▶ What to do: Continue the commentary on the Colorado Supreme Court's ruling against Donald Trump, starting immediately after its final sentence.

▶ Page extract:
It goes without saying that Donald Trump received from Colorado no due process of law—as indeed the dissenting justices on the Colorado Supreme Court noted. The majority’s determination that the former president had engaged in insurrection was a lawless and reckless act of judicial tyranny. Section 5 of the Fourteenth Amendment stipulates that “The Congress shall have power to enforce, by appropriate legislation, the provisions of this article.” Congress, not some state supreme court. And this Congress has done by criminalizing insurrection in federal law.
It's certainly true that Trump bears a considerable share of the responsibility for what happened on January 6, and for that two remedies were available. First, Congress could have impeached and convicted him of “high crimes and misdemeanors,” and removed him from office. Impeachment being a political process with limited penalties, it would not have branded Trump a criminal. It would, however, have barred him from running for president again. And indeed, Congress did impeach him—but failed to convict him.
Second, Trump could have been charged with the crime of insurrection, which is right there in federal law. But special prosecutor Jack Smith, the celebrated Lawfare Warrior, has not charged him with insurrection. Nor, indeed, were any of the people prosecuted for their part in the January 6 riot charged with insurrection. In the eyes of the law, therefore, no insurrection occurred. And if it’s your opinion that an insurrection did occur on January 6, 2021, well, you’re certainly entitled to your opinion, but it has no legal standing.

▶ Data extracts:
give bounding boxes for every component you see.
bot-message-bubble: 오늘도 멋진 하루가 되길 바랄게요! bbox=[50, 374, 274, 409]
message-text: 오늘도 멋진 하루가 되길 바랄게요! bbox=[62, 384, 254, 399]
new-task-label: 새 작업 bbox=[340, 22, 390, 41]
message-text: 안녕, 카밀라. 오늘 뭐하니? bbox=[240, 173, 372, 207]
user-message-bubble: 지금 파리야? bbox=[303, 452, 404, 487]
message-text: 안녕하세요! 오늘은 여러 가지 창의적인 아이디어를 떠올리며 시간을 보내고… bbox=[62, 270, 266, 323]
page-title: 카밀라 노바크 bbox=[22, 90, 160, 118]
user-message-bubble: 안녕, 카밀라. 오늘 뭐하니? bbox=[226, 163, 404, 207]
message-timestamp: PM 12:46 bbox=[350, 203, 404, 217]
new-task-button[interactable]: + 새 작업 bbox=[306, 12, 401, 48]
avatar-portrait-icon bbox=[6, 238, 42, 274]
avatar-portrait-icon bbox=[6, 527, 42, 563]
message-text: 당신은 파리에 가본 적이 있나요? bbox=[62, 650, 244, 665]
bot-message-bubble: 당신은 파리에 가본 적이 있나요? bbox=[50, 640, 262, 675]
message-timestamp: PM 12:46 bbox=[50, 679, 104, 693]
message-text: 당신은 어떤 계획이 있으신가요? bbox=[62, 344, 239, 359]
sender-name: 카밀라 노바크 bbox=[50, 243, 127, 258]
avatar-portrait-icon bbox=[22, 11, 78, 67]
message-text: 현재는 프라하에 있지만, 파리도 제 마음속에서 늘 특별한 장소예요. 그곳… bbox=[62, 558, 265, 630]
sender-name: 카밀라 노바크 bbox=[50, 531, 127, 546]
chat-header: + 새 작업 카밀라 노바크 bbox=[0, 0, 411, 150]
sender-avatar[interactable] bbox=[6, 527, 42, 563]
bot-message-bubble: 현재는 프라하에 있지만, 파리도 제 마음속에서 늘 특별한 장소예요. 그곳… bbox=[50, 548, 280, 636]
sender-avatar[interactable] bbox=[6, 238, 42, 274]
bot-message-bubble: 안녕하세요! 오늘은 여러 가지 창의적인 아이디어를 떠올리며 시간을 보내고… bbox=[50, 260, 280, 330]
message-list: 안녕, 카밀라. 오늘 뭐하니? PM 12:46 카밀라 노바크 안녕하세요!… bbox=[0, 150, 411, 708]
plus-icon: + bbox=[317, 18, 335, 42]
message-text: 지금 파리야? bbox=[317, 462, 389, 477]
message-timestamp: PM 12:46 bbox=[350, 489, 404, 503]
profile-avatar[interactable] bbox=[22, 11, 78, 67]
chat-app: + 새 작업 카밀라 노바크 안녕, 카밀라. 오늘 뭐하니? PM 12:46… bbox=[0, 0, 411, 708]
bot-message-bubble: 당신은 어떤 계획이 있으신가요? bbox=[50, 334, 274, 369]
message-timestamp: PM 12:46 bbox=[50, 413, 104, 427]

▶ Result of this exercise:
Prior to the Supreme Court’s ruling, Substack and other venues were abuzz with eager speculation about what the justices might do to dodge the issue. Surely Chief Justice Roberts, an “institutionalist” concerned with the Court’s public image, would produce some solution or other that would let Colorado boot Trump from the ballot. All this was ridiculous from start to finish. There was never any possibility that the United States Supreme Court would let a bunch of state-level partisan hacks in black robes meddle in a presidential election. The hate-Trump crowd was engaged in what Napoleon called “making a picture”: rearranging reality to match their preconceived notions.
This was, the Emperor remarked, one of the worst mistakes a general can commit. Democrats and progressives should take note of his admonition—because the picture they’ve made, which led them up a blind alley of fancy Fourteenth Amendment theorizing, is also crowding out the realities of this presidential election year.
The attempt to ban Trump was also an assault on Colorado voters.
Jena Griswold presumed to tell me that I could only vote for certain candidates that she approved off - and the Colorado Supreme Court backed her up!
Shades of Russia, China, and Iran.
Democracy is a messy business, and if voters want a lying, cheating scoundrel, that is their right.
But the implications of Colorado's actions are worse. Colorado opened the door to lawfare.
We saw in Illinois that a traffic judge ruled that Trump could not be on the Illinois ballot.
How long would it take for a Florida traffic judge to rule that Biden was ineligible?
SCOTUS saved the republic (this time) from those who were willing to destroy it in order to "get" Trump.